» **Supplied entries**:
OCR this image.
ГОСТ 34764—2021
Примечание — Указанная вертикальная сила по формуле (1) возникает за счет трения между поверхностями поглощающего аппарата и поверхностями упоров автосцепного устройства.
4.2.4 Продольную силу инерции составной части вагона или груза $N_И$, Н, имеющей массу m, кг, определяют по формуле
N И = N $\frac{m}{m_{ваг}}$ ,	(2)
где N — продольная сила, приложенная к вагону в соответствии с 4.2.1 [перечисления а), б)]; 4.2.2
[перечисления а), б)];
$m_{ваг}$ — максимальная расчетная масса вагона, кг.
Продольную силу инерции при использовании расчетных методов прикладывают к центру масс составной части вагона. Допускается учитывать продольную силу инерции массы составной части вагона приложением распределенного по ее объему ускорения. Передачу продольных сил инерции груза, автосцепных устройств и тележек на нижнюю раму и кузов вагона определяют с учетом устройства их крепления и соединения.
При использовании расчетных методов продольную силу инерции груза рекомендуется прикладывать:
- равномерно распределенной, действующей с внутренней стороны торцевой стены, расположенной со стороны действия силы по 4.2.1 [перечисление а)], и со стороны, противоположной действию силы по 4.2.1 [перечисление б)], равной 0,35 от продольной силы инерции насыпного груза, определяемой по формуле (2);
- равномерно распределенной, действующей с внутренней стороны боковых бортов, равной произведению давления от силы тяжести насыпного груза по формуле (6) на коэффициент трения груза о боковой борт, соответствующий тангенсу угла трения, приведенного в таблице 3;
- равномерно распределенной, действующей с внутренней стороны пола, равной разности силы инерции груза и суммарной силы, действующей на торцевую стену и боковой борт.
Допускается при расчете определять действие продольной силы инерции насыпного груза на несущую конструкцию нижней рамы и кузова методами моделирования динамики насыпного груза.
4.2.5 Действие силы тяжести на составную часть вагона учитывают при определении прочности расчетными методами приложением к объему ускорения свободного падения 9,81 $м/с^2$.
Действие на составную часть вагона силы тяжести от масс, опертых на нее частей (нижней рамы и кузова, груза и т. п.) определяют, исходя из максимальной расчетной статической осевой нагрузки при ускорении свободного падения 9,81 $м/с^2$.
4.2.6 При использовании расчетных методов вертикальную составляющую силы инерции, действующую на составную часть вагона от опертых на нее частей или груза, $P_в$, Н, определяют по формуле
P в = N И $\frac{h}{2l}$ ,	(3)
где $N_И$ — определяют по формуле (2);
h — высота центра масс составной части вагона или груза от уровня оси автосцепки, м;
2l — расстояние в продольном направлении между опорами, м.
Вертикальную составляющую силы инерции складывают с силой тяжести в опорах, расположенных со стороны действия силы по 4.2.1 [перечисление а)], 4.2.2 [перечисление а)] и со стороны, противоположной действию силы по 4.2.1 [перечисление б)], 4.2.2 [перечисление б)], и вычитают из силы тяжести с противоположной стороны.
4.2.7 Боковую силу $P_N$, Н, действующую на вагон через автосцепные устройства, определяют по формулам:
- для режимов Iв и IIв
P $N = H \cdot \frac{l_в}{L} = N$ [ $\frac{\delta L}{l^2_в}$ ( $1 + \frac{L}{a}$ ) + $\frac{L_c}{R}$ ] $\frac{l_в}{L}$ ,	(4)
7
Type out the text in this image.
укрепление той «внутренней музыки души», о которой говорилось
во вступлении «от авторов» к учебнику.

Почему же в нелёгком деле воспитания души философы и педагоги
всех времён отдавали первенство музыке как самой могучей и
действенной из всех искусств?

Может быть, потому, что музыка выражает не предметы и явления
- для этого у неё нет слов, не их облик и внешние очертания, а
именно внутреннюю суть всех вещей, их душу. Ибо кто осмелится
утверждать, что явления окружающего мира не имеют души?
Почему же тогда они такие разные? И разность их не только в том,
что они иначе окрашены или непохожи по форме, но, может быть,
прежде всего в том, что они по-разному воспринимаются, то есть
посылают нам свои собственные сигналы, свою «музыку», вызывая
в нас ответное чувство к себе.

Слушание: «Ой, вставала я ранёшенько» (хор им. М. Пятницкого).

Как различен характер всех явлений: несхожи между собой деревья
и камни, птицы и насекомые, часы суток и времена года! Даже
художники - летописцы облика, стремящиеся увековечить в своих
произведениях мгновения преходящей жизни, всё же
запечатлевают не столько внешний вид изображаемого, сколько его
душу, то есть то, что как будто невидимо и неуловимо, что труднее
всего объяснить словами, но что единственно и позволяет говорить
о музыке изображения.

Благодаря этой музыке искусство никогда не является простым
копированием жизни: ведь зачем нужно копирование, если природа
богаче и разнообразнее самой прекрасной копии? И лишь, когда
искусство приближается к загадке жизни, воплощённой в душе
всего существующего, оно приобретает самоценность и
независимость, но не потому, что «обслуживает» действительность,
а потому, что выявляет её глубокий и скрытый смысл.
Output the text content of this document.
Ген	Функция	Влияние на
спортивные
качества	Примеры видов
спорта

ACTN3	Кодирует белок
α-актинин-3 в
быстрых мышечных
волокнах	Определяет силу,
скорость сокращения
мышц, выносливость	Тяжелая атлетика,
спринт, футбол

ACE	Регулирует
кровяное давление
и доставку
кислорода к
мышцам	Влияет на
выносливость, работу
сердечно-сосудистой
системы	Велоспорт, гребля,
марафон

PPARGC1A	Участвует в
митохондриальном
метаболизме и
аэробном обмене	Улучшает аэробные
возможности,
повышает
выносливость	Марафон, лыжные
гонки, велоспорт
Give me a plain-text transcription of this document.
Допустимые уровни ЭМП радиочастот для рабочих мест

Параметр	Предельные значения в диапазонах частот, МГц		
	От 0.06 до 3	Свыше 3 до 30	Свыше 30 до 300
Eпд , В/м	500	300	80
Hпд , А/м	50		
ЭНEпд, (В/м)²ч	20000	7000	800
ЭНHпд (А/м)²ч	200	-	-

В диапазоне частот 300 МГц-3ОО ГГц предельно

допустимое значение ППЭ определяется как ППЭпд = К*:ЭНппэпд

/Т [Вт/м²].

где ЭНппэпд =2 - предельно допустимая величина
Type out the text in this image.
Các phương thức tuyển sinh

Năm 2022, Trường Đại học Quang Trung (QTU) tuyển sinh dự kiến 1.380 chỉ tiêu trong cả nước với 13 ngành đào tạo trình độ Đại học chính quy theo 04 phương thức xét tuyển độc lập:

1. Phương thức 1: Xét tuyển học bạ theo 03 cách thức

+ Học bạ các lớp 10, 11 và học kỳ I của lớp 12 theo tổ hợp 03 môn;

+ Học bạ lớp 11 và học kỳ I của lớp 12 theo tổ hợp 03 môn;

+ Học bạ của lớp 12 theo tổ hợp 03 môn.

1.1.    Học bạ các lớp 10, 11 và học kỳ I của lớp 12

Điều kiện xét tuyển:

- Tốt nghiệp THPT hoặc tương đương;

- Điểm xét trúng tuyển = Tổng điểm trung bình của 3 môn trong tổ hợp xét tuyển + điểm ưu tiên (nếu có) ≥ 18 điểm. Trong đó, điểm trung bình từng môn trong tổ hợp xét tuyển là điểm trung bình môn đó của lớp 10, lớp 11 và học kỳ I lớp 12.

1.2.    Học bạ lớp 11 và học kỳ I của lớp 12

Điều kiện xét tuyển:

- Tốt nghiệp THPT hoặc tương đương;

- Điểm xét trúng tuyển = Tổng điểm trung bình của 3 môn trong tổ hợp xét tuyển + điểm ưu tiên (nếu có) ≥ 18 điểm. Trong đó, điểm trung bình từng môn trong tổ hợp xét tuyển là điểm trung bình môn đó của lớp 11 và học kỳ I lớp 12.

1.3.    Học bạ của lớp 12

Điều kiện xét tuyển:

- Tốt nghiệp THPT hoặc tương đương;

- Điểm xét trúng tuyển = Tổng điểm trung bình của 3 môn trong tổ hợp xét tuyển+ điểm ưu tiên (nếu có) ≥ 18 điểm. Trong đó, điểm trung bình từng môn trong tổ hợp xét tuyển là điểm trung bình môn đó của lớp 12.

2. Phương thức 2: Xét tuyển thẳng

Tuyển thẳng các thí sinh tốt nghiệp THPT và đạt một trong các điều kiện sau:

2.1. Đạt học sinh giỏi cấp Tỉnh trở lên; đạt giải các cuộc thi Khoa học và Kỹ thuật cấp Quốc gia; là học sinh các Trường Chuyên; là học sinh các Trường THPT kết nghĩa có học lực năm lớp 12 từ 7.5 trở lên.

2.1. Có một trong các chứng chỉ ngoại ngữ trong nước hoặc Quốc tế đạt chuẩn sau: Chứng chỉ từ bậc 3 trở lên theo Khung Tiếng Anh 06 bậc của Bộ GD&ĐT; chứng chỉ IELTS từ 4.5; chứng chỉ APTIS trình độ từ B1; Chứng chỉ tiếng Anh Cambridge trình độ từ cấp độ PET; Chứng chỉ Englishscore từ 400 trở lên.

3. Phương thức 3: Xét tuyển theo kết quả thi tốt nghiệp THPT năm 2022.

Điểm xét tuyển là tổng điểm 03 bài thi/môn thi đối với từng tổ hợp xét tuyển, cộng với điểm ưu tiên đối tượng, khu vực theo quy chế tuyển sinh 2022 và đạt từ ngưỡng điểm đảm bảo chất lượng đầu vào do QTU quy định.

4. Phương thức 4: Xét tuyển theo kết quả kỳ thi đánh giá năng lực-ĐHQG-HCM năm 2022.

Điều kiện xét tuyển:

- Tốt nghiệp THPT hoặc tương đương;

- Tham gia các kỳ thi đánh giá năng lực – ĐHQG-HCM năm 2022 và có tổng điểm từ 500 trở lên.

» **Given instruction**: Tally the lines in the listing that hold "năng" and report the number alone.

» **Task output**: 2